— What to produce —
Gather all lines containing the string "продукти" and copy them out.

— Entries taken from a collection —
»»

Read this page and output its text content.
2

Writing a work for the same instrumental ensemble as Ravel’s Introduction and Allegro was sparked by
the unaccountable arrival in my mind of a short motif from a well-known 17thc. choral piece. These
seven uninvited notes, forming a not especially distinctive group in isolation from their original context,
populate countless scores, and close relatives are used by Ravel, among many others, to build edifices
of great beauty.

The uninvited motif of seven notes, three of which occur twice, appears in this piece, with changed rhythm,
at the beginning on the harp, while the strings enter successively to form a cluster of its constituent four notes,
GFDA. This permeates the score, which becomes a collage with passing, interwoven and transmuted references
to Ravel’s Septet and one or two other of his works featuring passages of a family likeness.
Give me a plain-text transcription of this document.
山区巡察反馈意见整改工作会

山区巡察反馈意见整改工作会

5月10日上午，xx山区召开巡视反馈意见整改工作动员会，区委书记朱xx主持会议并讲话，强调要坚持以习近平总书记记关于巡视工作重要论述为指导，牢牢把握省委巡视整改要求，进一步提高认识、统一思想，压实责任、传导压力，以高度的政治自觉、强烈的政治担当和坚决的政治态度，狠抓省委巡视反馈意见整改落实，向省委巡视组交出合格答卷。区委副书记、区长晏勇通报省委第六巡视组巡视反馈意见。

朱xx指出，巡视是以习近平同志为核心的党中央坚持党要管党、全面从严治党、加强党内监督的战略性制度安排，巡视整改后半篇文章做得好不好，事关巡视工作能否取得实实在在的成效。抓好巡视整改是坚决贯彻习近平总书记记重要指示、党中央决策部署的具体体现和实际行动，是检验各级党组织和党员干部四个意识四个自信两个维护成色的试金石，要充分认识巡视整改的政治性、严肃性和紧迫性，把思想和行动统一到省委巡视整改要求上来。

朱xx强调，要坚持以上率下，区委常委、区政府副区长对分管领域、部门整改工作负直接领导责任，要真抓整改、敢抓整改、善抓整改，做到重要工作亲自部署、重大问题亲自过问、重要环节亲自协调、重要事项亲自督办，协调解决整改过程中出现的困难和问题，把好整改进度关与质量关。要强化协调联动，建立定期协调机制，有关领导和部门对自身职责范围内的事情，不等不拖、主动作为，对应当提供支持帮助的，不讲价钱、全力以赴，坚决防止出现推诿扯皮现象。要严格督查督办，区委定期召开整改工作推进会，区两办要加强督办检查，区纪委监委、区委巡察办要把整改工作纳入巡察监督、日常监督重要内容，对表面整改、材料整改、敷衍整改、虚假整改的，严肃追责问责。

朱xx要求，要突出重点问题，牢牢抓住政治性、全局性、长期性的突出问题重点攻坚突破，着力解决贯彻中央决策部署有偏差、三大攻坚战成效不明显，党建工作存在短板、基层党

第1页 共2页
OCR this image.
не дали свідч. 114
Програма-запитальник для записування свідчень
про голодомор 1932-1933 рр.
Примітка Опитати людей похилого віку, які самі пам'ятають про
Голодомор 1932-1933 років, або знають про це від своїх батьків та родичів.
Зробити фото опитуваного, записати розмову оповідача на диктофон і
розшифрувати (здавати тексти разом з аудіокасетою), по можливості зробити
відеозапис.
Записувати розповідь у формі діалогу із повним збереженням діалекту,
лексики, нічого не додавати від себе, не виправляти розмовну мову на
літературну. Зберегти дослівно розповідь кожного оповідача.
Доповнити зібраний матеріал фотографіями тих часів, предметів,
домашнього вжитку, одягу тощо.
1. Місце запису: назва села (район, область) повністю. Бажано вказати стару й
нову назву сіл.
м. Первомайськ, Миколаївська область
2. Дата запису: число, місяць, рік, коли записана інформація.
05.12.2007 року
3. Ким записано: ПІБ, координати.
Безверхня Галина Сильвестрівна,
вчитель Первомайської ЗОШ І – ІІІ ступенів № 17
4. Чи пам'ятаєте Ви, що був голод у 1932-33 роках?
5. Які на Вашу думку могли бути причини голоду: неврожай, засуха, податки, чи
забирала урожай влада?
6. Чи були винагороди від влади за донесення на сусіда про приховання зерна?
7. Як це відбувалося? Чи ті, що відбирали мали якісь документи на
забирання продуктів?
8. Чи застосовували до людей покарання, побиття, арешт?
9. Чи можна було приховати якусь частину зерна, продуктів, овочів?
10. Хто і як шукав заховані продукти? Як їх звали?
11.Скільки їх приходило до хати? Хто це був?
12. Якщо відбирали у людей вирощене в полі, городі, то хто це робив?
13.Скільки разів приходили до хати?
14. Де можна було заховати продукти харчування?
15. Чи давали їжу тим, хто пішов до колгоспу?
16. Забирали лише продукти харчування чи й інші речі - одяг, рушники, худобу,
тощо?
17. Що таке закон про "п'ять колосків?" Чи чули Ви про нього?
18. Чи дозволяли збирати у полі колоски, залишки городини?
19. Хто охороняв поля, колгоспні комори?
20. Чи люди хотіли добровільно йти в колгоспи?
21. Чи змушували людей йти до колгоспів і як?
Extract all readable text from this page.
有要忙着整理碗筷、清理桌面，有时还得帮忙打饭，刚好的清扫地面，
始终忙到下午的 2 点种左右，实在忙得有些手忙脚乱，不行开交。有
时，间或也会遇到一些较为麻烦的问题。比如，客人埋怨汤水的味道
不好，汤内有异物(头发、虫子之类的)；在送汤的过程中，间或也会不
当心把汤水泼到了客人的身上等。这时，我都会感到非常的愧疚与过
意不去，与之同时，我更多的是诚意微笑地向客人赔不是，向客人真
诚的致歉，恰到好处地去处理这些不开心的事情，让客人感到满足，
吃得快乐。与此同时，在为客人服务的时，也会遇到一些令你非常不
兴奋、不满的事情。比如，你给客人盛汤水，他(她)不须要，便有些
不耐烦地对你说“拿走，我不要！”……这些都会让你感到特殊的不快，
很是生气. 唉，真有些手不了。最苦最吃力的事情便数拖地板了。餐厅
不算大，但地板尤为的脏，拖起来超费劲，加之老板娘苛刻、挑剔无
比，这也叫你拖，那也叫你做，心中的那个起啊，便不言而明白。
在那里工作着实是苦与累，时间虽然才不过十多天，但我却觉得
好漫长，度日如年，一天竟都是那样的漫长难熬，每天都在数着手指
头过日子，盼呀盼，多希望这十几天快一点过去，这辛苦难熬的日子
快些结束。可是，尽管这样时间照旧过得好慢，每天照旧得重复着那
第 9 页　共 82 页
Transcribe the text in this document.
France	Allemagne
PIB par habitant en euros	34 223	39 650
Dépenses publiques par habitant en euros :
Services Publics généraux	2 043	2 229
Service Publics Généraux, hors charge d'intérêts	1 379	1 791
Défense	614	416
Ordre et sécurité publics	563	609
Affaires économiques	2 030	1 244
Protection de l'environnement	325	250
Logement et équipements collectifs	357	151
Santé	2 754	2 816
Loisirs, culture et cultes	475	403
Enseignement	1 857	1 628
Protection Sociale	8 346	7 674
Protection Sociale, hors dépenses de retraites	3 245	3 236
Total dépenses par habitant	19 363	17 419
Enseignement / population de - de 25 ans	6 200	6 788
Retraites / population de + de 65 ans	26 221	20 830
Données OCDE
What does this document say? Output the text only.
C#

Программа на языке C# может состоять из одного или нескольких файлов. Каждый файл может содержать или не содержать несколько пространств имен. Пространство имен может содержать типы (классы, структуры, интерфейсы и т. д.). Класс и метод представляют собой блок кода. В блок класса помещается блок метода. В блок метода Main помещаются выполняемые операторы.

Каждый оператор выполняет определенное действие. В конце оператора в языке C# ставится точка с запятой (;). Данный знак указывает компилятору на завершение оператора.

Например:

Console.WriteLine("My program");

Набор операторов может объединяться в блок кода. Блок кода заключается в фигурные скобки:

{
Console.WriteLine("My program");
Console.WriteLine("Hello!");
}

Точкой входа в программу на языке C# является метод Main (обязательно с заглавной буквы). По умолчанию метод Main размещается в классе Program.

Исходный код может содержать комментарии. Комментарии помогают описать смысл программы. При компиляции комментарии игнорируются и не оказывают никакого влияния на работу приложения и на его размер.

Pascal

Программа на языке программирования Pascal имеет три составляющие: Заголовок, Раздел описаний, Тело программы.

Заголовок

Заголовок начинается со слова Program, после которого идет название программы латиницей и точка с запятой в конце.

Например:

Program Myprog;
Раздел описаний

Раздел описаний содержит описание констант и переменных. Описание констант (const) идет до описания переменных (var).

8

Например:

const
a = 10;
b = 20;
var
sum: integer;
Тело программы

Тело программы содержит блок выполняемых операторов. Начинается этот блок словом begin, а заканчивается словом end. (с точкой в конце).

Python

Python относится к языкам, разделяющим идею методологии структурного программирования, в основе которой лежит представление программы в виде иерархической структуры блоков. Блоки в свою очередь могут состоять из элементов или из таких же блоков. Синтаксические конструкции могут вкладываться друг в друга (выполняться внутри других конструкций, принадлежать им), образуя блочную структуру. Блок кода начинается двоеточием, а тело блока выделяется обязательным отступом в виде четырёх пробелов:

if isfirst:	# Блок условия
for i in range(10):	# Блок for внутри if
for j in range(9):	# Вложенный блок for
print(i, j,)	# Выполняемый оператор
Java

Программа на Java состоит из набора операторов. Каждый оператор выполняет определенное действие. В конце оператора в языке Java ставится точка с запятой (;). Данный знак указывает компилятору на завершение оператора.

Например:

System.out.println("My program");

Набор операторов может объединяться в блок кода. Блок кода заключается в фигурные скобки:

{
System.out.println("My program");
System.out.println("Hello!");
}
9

««

— Final result —
10. Хто і як шукав заховані продукти? Як їх звали?
14. Де можна було заховати продукти харчування?
16. Забирали лише продукти харчування чи й інші речі - одяг, рушники, худобу,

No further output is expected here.